Exercise:
Check each line of the listing below for the string "official", and copy the ones that have it.

** start of Information supplied **

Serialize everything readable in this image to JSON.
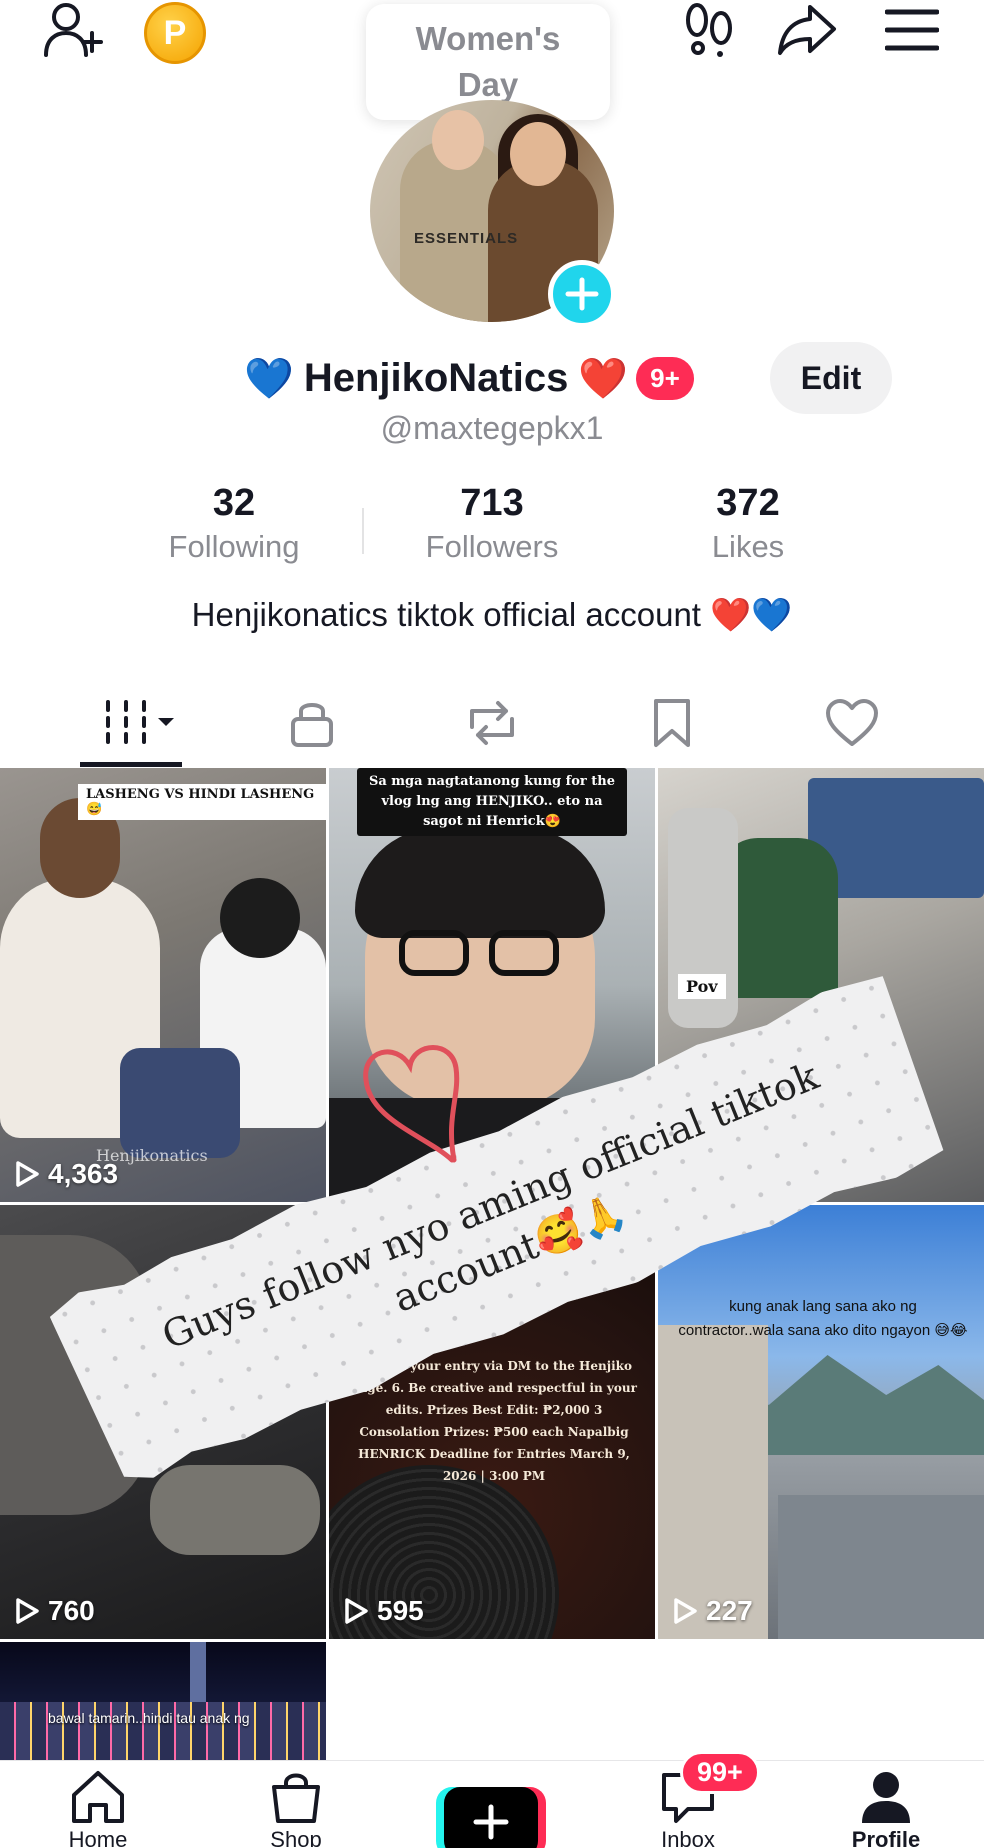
{
  "tooltip": {
    "line1": "Women's",
    "line2": "Day"
  },
  "top_bar": {
    "coin_letter": "P"
  },
  "avatar": {
    "shirt_text": "ESSENTIALS"
  },
  "profile": {
    "emoji_left": "💙",
    "display_name": "HenjikoNatics",
    "emoji_right": "❤️",
    "badge": "9+",
    "edit_label": "Edit",
    "username": "@maxtegepkx1",
    "bio": "Henjikonatics tiktok official account ❤️💙"
  },
  "stats": [
    {
      "value": "32",
      "label": "Following"
    },
    {
      "value": "713",
      "label": "Followers"
    },
    {
      "value": "372",
      "label": "Likes"
    }
  ],
  "videos": [
    {
      "views": "4,363",
      "caption": "LASHENG VS HINDI LASHENG😅",
      "watermark": "Henjikonatics"
    },
    {
      "views": "",
      "caption": "Sa mga nagtatanong kung for the vlog lng ang HENJIKO.. eto na sagot ni Henrick😍"
    },
    {
      "views": "",
      "caption": "Pov"
    },
    {
      "views": "760",
      "caption": ""
    },
    {
      "views": "595",
      "caption": "5. Send your entry via DM to the Henjiko page. 6. Be creative and respectful in your edits. Prizes Best Edit: ₱2,000 3 Consolation Prizes: ₱500 each Napalbig HENRICK Deadline for Entries March 9, 2026 | 3:00 PM"
    },
    {
      "views": "227",
      "caption": "kung anak lang sana ako ng contractor..wala sana ako dito ngayon 😅😂"
    },
    {
      "views": "",
      "caption": "bawal tamarin..hindi tau anak ng"
    }
  ],
  "note": {
    "text": "Guys follow nyo aming official tiktok account🥰🙏"
  },
  "bottom_nav": {
    "home": "Home",
    "shop": "Shop",
    "inbox": "Inbox",
    "inbox_badge": "99+",
    "profile": "Profile"
  },
  "colors": {
    "accent": "#fe2c55",
    "cyan": "#20d5ec",
    "text": "#161823",
    "muted": "#8a8b91"
  }
}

** end of Information supplied **

Full response:
    "bio": "Henjikonatics tiktok official account ❤️💙"
    "text": "Guys follow nyo aming official tiktok account🥰🙏"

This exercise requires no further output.